Provide the data again in its entirety, exactly as given.

-- BEGIN Entries shown --

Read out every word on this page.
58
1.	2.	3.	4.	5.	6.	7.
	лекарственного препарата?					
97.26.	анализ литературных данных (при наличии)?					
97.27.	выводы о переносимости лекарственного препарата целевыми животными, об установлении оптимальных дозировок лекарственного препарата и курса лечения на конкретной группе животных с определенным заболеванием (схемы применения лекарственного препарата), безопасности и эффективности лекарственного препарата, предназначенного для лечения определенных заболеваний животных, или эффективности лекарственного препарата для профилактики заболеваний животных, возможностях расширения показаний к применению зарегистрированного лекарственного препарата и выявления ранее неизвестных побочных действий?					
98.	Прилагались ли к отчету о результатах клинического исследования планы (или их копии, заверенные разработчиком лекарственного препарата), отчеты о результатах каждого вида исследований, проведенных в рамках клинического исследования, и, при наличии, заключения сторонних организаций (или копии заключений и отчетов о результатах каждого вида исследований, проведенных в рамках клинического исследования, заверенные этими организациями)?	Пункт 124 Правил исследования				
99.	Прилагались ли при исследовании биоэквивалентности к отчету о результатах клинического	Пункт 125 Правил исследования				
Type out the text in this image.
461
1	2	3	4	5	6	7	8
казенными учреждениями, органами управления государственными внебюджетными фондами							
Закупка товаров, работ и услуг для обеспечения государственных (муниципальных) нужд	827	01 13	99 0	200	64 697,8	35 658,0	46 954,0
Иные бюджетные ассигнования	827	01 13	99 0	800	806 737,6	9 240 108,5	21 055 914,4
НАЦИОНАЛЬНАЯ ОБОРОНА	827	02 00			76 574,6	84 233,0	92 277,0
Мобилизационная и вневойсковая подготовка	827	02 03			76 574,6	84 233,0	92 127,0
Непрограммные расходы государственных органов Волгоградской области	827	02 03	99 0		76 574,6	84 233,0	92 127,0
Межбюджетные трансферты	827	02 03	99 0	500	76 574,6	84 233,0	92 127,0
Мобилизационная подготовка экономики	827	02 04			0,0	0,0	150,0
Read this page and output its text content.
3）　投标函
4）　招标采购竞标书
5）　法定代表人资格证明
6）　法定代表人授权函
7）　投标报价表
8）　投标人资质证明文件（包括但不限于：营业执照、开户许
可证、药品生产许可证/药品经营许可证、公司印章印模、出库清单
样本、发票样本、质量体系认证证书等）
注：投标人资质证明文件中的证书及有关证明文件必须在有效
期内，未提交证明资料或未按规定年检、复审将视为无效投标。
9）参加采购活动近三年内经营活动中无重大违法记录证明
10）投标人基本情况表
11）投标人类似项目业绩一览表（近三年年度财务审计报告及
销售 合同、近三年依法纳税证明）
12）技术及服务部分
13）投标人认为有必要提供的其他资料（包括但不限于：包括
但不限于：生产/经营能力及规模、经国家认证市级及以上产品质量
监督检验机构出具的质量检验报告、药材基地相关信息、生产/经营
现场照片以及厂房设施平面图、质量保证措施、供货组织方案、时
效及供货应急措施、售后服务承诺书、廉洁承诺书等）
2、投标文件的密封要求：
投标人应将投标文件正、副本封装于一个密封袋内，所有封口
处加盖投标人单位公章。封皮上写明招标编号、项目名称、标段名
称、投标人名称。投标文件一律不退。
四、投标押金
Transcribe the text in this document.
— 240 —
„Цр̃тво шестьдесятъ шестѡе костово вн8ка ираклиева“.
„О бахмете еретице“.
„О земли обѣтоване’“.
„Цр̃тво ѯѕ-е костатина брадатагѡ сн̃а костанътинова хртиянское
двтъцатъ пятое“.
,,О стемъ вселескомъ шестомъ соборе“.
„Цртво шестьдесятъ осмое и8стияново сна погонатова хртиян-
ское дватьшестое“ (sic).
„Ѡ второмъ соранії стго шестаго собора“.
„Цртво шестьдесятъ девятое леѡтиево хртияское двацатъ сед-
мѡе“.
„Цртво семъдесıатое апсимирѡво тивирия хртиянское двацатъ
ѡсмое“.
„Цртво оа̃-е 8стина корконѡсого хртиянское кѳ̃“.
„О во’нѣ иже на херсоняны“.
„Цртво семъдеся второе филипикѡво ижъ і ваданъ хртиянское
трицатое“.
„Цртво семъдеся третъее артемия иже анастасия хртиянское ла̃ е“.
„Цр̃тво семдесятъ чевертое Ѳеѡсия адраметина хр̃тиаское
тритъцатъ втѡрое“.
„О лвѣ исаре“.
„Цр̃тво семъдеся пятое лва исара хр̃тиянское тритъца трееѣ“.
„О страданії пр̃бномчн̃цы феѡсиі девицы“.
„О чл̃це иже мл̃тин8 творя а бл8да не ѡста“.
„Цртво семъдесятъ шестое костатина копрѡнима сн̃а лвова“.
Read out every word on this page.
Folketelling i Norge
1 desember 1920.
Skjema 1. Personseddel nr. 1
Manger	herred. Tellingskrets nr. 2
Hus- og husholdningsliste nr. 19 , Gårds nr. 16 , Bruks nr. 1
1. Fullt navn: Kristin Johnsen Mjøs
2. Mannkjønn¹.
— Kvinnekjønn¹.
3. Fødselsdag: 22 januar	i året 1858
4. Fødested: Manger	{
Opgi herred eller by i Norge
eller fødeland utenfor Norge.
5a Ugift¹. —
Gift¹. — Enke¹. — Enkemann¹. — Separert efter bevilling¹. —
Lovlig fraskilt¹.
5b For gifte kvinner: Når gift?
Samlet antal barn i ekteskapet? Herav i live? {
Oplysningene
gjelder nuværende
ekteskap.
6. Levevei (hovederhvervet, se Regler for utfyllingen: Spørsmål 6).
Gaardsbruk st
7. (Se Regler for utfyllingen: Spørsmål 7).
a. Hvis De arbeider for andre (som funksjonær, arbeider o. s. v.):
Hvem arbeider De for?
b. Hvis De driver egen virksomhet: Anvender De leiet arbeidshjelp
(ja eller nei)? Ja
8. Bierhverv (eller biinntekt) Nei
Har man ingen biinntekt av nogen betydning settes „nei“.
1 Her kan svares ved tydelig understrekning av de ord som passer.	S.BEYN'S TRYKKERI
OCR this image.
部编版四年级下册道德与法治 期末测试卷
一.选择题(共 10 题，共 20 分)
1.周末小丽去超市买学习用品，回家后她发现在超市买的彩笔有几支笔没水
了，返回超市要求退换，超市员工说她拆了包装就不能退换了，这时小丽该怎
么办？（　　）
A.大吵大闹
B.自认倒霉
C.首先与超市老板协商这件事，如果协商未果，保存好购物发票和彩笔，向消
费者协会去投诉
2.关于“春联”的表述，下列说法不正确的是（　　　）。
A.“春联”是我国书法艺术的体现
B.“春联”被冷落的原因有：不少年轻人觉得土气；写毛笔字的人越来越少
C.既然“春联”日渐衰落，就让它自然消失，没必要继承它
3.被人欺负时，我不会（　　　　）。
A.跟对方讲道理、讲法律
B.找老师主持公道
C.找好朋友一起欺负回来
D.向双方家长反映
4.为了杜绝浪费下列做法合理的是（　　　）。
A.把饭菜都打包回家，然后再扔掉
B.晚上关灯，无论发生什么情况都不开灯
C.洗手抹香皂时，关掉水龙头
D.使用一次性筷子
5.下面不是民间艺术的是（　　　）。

-- END Entries shown --

Worked answer:
Read out every word on this page.
58
1.	2.	3.	4.	5.	6.	7.
	лекарственного препарата?					
97.26.	анализ литературных данных (при наличии)?					
97.27.	выводы о переносимости лекарственного препарата целевыми животными, об установлении оптимальных дозировок лекарственного препарата и курса лечения на конкретной группе животных с определенным заболеванием (схемы применения лекарственного препарата), безопасности и эффективности лекарственного препарата, предназначенного для лечения определенных заболеваний животных, или эффективности лекарственного препарата для профилактики заболеваний животных, возможностях расширения показаний к применению зарегистрированного лекарственного препарата и выявления ранее неизвестных побочных действий?					
98.	Прилагались ли к отчету о результатах клинического исследования планы (или их копии, заверенные разработчиком лекарственного препарата), отчеты о результатах каждого вида исследований, проведенных в рамках клинического исследования, и, при наличии, заключения сторонних организаций (или копии заключений и отчетов о результатах каждого вида исследований, проведенных в рамках клинического исследования, заверенные этими организациями)?	Пункт 124 Правил исследования				
99.	Прилагались ли при исследовании биоэквивалентности к отчету о результатах клинического	Пункт 125 Правил исследования				
Type out the text in this image.
461
1	2	3	4	5	6	7	8
казенными учреждениями, органами управления государственными внебюджетными фондами							
Закупка товаров, работ и услуг для обеспечения государственных (муниципальных) нужд	827	01 13	99 0	200	64 697,8	35 658,0	46 954,0
Иные бюджетные ассигнования	827	01 13	99 0	800	806 737,6	9 240 108,5	21 055 914,4
НАЦИОНАЛЬНАЯ ОБОРОНА	827	02 00			76 574,6	84 233,0	92 277,0
Мобилизационная и вневойсковая подготовка	827	02 03			76 574,6	84 233,0	92 127,0
Непрограммные расходы государственных органов Волгоградской области	827	02 03	99 0		76 574,6	84 233,0	92 127,0
Межбюджетные трансферты	827	02 03	99 0	500	76 574,6	84 233,0	92 127,0
Мобилизационная подготовка экономики	827	02 04			0,0	0,0	150,0
Read this page and output its text content.
3）　投标函
4）　招标采购竞标书
5）　法定代表人资格证明
6）　法定代表人授权函
7）　投标报价表
8）　投标人资质证明文件（包括但不限于：营业执照、开户许
可证、药品生产许可证/药品经营许可证、公司印章印模、出库清单
样本、发票样本、质量体系认证证书等）
注：投标人资质证明文件中的证书及有关证明文件必须在有效
期内，未提交证明资料或未按规定年检、复审将视为无效投标。
9）参加采购活动近三年内经营活动中无重大违法记录证明
10）投标人基本情况表
11）投标人类似项目业绩一览表（近三年年度财务审计报告及
销售 合同、近三年依法纳税证明）
12）技术及服务部分
13）投标人认为有必要提供的其他资料（包括但不限于：包括
但不限于：生产/经营能力及规模、经国家认证市级及以上产品质量
监督检验机构出具的质量检验报告、药材基地相关信息、生产/经营
现场照片以及厂房设施平面图、质量保证措施、供货组织方案、时
效及供货应急措施、售后服务承诺书、廉洁承诺书等）
2、投标文件的密封要求：
投标人应将投标文件正、副本封装于一个密封袋内，所有封口
处加盖投标人单位公章。封皮上写明招标编号、项目名称、标段名
称、投标人名称。投标文件一律不退。
四、投标押金
Transcribe the text in this document.
— 240 —
„Цр̃тво шестьдесятъ шестѡе костово вн8ка ираклиева“.
„О бахмете еретице“.
„О земли обѣтоване’“.
„Цр̃тво ѯѕ-е костатина брадатагѡ сн̃а костанътинова хртиянское
двтъцатъ пятое“.
,,О стемъ вселескомъ шестомъ соборе“.
„Цртво шестьдесятъ осмое и8стияново сна погонатова хртиян-
ское дватьшестое“ (sic).
„Ѡ второмъ соранії стго шестаго собора“.
„Цртво шестьдесятъ девятое леѡтиево хртияское двацатъ сед-
мѡе“.
„Цртво семъдесıатое апсимирѡво тивирия хртиянское двацатъ
ѡсмое“.
„Цртво оа̃-е 8стина корконѡсого хртиянское кѳ̃“.
„О во’нѣ иже на херсоняны“.
„Цртво семъдеся второе филипикѡво ижъ і ваданъ хртиянское
трицатое“.
„Цртво семъдеся третъее артемия иже анастасия хртиянское ла̃ е“.
„Цр̃тво семдесятъ чевертое Ѳеѡсия адраметина хр̃тиаское
тритъцатъ втѡрое“.
„О лвѣ исаре“.
„Цр̃тво семъдеся пятое лва исара хр̃тиянское тритъца трееѣ“.
„О страданії пр̃бномчн̃цы феѡсиі девицы“.
„О чл̃це иже мл̃тин8 творя а бл8да не ѡста“.
„Цртво семъдесятъ шестое костатина копрѡнима сн̃а лвова“.
Read out every word on this page.
Folketelling i Norge
1 desember 1920.
Skjema 1. Personseddel nr. 1
Manger	herred. Tellingskrets nr. 2
Hus- og husholdningsliste nr. 19 , Gårds nr. 16 , Bruks nr. 1
1. Fullt navn: Kristin Johnsen Mjøs
2. Mannkjønn¹.
— Kvinnekjønn¹.
3. Fødselsdag: 22 januar	i året 1858
4. Fødested: Manger	{
Opgi herred eller by i Norge
eller fødeland utenfor Norge.
5a Ugift¹. —
Gift¹. — Enke¹. — Enkemann¹. — Separert efter bevilling¹. —
Lovlig fraskilt¹.
5b For gifte kvinner: Når gift?
Samlet antal barn i ekteskapet? Herav i live? {
Oplysningene
gjelder nuværende
ekteskap.
6. Levevei (hovederhvervet, se Regler for utfyllingen: Spørsmål 6).
Gaardsbruk st
7. (Se Regler for utfyllingen: Spørsmål 7).
a. Hvis De arbeider for andre (som funksjonær, arbeider o. s. v.):
Hvem arbeider De for?
b. Hvis De driver egen virksomhet: Anvender De leiet arbeidshjelp
(ja eller nei)? Ja
8. Bierhverv (eller biinntekt) Nei
Har man ingen biinntekt av nogen betydning settes „nei“.
1 Her kan svares ved tydelig understrekning av de ord som passer.	S.BEYN'S TRYKKERI
OCR this image.
部编版四年级下册道德与法治 期末测试卷
一.选择题(共 10 题，共 20 分)
1.周末小丽去超市买学习用品，回家后她发现在超市买的彩笔有几支笔没水
了，返回超市要求退换，超市员工说她拆了包装就不能退换了，这时小丽该怎
么办？（　　）
A.大吵大闹
B.自认倒霉
C.首先与超市老板协商这件事，如果协商未果，保存好购物发票和彩笔，向消
费者协会去投诉
2.关于“春联”的表述，下列说法不正确的是（　　　）。
A.“春联”是我国书法艺术的体现
B.“春联”被冷落的原因有：不少年轻人觉得土气；写毛笔字的人越来越少
C.既然“春联”日渐衰落，就让它自然消失，没必要继承它
3.被人欺负时，我不会（　　　　）。
A.跟对方讲道理、讲法律
B.找老师主持公道
C.找好朋友一起欺负回来
D.向双方家长反映
4.为了杜绝浪费下列做法合理的是（　　　）。
A.把饭菜都打包回家，然后再扔掉
B.晚上关灯，无论发生什么情况都不开灯
C.洗手抹香皂时，关掉水龙头
D.使用一次性筷子
5.下面不是民间艺术的是（　　　）。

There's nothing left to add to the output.